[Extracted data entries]
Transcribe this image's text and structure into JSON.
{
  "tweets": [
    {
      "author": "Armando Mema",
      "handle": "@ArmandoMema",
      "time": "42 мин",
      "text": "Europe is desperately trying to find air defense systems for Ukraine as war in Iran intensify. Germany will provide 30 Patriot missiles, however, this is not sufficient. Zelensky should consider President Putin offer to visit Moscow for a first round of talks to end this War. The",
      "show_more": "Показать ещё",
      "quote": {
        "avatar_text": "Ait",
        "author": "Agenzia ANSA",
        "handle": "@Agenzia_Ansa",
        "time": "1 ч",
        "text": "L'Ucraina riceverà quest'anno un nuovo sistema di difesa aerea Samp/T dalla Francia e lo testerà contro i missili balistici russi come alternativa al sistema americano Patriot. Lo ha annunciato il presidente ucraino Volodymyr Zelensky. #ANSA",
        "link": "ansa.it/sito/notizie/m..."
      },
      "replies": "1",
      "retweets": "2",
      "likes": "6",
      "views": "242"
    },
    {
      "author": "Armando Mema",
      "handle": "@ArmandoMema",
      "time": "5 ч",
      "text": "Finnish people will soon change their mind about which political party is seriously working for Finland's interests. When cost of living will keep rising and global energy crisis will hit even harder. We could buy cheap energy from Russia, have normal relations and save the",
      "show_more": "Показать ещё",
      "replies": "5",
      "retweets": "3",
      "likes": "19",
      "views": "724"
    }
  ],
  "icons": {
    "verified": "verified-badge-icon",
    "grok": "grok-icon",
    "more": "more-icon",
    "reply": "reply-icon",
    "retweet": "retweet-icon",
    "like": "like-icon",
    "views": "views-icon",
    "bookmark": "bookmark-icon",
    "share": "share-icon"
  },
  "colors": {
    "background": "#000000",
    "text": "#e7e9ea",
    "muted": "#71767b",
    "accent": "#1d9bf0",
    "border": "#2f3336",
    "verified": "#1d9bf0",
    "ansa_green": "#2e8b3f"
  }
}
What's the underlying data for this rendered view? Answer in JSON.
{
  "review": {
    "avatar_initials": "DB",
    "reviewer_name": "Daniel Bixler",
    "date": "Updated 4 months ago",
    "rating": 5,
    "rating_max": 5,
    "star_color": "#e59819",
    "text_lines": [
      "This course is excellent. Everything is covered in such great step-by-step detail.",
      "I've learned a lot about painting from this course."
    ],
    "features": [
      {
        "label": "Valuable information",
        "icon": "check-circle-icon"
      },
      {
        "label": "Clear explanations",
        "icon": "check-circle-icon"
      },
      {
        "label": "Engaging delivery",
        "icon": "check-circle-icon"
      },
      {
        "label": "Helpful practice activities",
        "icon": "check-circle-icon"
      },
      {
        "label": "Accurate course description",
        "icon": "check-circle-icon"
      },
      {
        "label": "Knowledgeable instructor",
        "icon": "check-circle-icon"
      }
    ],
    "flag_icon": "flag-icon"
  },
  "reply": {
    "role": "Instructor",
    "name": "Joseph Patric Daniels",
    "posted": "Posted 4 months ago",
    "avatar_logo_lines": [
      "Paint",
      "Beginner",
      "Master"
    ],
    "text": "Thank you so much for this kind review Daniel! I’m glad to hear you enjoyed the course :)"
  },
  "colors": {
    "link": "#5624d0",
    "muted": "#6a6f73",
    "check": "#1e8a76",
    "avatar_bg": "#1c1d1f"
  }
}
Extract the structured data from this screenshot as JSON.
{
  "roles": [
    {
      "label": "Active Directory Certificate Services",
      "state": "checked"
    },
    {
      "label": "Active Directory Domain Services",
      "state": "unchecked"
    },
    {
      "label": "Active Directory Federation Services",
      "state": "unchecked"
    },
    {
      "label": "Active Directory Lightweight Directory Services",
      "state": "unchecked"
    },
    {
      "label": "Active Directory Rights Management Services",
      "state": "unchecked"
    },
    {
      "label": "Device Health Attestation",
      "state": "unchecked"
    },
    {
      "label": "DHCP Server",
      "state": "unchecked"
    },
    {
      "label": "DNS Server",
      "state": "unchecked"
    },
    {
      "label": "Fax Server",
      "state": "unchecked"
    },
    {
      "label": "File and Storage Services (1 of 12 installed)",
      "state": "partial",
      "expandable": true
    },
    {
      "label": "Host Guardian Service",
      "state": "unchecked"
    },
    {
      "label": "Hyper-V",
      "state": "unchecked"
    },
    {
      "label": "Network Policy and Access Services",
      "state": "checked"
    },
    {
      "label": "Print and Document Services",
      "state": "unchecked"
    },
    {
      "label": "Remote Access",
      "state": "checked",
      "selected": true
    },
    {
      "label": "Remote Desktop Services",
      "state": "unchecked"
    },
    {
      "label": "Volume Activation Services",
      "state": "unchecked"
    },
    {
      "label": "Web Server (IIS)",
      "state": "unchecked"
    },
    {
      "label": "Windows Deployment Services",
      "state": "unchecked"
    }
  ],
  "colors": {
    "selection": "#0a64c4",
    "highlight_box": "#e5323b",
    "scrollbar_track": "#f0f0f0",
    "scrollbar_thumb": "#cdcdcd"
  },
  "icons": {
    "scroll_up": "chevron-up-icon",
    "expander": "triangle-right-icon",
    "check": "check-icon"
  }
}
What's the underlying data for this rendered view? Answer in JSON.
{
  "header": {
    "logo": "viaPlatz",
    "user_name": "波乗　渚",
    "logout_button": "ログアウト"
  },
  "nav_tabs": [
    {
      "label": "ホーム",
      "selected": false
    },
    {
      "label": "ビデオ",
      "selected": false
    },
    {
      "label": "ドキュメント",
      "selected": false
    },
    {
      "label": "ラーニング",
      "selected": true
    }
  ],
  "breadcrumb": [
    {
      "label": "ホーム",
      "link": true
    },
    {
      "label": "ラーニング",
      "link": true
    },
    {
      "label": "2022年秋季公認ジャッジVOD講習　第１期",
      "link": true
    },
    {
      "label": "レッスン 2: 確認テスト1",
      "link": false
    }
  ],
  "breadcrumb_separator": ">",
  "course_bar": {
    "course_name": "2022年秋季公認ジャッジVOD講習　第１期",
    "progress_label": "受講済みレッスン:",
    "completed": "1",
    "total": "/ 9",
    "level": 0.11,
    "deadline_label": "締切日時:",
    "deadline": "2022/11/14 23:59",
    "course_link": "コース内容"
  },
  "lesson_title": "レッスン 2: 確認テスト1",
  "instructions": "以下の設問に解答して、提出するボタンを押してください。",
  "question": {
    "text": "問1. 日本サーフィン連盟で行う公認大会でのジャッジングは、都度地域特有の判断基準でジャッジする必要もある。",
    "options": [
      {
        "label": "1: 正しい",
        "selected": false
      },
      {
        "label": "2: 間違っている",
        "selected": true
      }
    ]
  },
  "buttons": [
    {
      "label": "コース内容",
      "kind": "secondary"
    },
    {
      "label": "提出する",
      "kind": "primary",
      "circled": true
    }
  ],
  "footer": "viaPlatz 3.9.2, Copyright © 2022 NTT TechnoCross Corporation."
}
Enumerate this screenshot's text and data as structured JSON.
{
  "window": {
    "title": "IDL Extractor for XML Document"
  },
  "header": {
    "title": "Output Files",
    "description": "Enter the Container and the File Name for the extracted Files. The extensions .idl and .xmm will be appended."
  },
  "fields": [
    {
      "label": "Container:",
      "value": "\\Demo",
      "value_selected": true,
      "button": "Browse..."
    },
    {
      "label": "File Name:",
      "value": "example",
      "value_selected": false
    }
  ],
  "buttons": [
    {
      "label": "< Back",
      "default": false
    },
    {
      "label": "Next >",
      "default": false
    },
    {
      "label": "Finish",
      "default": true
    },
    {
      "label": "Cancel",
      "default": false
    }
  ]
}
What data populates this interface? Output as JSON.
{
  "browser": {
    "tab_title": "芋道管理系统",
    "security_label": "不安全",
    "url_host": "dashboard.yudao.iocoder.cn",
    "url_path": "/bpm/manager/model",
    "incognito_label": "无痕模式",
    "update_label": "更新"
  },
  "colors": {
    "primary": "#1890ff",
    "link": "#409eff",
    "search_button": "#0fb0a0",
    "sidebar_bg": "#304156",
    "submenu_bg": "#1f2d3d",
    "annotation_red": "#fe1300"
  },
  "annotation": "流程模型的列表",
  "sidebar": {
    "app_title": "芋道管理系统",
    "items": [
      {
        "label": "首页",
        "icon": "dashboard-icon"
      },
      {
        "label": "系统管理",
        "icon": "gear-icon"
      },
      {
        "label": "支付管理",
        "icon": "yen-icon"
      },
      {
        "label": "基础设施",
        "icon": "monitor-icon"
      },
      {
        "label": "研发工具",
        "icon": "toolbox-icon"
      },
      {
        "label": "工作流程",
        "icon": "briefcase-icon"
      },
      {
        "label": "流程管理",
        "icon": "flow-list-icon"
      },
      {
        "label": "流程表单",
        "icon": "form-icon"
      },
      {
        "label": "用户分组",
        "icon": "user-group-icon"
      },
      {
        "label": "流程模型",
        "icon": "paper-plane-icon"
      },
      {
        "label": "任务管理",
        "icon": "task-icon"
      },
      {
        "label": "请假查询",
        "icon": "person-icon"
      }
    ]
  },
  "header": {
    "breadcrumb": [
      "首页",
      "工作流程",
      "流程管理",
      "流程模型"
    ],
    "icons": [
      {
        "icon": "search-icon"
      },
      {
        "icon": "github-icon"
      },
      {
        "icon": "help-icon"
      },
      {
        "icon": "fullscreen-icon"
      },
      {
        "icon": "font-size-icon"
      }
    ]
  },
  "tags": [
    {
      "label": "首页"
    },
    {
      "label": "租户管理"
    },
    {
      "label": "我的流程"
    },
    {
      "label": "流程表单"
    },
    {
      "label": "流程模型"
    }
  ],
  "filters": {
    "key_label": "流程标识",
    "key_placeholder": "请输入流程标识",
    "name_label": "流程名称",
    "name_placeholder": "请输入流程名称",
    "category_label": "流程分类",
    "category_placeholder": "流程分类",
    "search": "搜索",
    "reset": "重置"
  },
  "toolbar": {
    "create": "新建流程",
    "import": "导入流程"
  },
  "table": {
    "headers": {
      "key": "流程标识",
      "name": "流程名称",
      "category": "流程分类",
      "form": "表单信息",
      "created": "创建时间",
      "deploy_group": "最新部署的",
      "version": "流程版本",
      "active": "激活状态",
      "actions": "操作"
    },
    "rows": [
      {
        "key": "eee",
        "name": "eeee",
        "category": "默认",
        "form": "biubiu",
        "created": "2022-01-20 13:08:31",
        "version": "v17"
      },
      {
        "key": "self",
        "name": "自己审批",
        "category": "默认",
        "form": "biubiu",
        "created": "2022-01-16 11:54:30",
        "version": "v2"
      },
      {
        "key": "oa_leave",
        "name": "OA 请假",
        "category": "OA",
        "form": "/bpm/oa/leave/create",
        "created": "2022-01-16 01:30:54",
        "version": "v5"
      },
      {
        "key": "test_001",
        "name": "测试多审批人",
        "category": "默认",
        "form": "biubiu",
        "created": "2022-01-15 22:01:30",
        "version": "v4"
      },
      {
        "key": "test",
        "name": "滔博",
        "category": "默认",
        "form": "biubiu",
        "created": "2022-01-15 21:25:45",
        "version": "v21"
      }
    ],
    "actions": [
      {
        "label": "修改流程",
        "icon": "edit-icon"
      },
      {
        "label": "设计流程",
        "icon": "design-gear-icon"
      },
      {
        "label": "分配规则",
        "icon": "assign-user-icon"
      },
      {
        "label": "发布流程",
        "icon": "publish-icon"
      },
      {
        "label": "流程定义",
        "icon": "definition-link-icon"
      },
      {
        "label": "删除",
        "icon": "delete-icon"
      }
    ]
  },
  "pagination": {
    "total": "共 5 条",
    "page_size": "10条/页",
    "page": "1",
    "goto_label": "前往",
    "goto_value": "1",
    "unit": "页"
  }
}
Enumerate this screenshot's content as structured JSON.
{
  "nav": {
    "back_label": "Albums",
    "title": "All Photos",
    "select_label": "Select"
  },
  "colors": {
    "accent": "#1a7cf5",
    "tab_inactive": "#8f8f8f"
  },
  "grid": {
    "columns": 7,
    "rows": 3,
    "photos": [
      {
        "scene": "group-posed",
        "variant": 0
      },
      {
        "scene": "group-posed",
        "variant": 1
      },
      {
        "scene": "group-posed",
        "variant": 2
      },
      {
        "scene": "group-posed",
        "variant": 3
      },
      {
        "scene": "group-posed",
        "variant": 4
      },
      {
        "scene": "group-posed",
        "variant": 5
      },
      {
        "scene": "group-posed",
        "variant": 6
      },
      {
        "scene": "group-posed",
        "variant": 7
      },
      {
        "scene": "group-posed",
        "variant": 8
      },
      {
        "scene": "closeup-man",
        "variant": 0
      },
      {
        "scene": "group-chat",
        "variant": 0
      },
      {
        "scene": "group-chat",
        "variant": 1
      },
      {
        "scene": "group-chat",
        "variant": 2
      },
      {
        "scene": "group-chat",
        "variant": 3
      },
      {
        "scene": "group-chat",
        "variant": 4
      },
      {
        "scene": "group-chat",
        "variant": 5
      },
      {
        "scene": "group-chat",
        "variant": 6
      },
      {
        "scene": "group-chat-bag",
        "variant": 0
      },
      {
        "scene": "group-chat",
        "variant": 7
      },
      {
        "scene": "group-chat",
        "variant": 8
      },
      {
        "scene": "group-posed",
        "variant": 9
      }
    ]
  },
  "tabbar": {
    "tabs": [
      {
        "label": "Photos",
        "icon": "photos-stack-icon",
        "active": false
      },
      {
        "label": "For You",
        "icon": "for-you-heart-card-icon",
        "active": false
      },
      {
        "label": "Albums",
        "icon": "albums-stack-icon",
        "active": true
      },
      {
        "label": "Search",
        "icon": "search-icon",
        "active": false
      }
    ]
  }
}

__Job__. State how many lines above include the word "Directory", and nothing more.

__Output of the exercise__. 5